**STATED EXERCISE:** Extract, word for word, every line of the entries below from the first one through the line containing "type-cell: Employee of enrolled", both included.

[Element location listings]
_ _ _

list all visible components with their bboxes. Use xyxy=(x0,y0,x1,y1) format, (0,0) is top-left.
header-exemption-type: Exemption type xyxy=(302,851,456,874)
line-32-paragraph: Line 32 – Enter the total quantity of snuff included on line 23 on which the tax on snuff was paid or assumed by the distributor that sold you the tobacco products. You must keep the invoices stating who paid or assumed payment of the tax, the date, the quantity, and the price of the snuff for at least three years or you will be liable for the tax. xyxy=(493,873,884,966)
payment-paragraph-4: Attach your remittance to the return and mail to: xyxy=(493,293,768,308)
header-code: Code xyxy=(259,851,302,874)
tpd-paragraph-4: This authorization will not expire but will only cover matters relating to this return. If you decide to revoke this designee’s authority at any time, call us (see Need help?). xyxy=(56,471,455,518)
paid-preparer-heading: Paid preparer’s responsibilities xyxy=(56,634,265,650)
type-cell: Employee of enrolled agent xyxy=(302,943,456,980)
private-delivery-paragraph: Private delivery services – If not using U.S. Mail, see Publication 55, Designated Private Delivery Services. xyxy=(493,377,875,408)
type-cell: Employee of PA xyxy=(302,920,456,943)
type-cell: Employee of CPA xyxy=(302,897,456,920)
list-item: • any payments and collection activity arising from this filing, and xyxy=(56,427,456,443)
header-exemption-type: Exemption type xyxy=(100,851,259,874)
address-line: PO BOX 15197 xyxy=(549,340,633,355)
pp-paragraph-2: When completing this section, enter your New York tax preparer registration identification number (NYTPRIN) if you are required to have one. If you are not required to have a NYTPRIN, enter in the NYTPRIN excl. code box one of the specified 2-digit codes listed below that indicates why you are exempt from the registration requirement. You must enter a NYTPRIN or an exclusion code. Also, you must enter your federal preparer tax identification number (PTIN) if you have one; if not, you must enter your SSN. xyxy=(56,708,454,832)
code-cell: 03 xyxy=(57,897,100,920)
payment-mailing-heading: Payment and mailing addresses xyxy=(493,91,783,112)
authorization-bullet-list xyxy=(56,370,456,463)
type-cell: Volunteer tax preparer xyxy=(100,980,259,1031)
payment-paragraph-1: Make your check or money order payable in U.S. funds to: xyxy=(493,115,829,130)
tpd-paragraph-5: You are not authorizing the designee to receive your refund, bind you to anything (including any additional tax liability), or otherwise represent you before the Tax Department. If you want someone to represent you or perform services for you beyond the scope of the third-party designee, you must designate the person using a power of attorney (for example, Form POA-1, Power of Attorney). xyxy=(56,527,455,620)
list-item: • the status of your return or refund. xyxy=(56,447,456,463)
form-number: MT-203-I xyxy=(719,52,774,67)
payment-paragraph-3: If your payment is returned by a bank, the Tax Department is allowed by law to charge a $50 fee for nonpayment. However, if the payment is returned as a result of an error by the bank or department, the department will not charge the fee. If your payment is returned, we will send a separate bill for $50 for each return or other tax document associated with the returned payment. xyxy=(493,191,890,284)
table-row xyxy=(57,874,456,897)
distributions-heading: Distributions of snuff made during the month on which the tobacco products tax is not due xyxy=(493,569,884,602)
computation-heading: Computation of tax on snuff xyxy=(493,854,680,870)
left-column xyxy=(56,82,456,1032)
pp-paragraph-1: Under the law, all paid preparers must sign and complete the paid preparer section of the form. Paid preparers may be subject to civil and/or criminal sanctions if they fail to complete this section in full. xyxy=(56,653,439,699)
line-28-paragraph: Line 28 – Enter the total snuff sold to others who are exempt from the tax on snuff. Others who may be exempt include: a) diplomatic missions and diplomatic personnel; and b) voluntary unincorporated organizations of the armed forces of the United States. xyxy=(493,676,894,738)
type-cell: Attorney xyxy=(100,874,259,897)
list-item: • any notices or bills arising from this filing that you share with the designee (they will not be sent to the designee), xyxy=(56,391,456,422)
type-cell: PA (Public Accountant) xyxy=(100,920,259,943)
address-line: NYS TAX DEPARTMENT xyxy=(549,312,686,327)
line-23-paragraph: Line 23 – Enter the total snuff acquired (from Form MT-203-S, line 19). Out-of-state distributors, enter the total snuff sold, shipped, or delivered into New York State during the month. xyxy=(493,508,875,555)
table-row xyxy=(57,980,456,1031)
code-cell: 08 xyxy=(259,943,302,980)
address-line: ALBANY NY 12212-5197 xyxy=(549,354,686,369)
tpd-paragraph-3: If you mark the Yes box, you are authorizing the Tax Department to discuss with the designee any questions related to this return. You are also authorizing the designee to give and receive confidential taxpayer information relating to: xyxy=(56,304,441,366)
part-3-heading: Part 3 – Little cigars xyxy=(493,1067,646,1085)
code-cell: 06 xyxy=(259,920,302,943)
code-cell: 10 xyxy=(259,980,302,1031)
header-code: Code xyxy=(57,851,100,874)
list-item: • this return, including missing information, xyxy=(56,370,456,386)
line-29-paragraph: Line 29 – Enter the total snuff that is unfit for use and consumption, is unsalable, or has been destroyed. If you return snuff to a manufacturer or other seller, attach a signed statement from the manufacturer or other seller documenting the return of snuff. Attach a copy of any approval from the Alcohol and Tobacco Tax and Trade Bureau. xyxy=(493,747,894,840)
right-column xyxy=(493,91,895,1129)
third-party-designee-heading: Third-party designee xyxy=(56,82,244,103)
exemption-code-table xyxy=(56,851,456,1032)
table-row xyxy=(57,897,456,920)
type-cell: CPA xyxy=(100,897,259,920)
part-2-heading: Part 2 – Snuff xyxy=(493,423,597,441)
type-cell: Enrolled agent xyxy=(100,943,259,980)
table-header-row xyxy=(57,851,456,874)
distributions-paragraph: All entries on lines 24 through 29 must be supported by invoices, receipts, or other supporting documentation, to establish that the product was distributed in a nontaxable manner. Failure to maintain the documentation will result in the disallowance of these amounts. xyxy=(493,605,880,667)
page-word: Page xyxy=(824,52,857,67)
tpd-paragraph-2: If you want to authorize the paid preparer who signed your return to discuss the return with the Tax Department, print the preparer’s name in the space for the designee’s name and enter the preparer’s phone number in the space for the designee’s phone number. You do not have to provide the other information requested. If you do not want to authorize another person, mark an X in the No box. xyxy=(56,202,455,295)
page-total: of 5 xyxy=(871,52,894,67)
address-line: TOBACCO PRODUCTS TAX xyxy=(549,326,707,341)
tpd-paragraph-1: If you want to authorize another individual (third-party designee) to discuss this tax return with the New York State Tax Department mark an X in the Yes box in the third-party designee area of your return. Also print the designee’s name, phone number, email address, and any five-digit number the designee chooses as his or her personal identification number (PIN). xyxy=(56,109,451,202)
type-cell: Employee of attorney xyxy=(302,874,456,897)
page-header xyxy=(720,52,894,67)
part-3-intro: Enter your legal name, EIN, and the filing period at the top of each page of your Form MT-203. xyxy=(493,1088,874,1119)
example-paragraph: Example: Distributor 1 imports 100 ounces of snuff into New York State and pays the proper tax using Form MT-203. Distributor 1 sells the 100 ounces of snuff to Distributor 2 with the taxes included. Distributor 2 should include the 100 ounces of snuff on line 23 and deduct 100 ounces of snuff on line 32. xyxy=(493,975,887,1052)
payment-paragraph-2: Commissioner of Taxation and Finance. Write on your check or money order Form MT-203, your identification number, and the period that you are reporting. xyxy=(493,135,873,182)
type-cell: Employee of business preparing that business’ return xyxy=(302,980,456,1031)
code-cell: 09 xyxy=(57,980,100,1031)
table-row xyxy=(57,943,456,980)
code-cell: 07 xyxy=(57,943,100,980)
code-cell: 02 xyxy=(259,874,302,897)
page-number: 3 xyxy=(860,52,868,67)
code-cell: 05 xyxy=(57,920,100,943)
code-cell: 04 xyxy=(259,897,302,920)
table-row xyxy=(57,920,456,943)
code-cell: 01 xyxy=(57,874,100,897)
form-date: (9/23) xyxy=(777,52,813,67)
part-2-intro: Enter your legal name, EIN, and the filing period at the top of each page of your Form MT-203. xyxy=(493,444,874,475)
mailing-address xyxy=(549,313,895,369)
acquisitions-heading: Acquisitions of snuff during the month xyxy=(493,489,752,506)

_ _ _

**SOLUTION FOR THIS EXERCISE:**
list all visible components with their bboxes. Use xyxy=(x0,y0,x1,y1) format, (0,0) is top-left.
header-exemption-type: Exemption type xyxy=(302,851,456,874)
line-32-paragraph: Line 32 – Enter the total quantity of snuff included on line 23 on which the tax on snuff was paid or assumed by the distributor that sold you the tobacco products. You must keep the invoices stating who paid or assumed payment of the tax, the date, the quantity, and the price of the snuff for at least three years or you will be liable for the tax. xyxy=(493,873,884,966)
payment-paragraph-4: Attach your remittance to the return and mail to: xyxy=(493,293,768,308)
header-code: Code xyxy=(259,851,302,874)
tpd-paragraph-4: This authorization will not expire but will only cover matters relating to this return. If you decide to revoke this designee’s authority at any time, call us (see Need help?). xyxy=(56,471,455,518)
paid-preparer-heading: Paid preparer’s responsibilities xyxy=(56,634,265,650)
type-cell: Employee of enrolled agent xyxy=(302,943,456,980)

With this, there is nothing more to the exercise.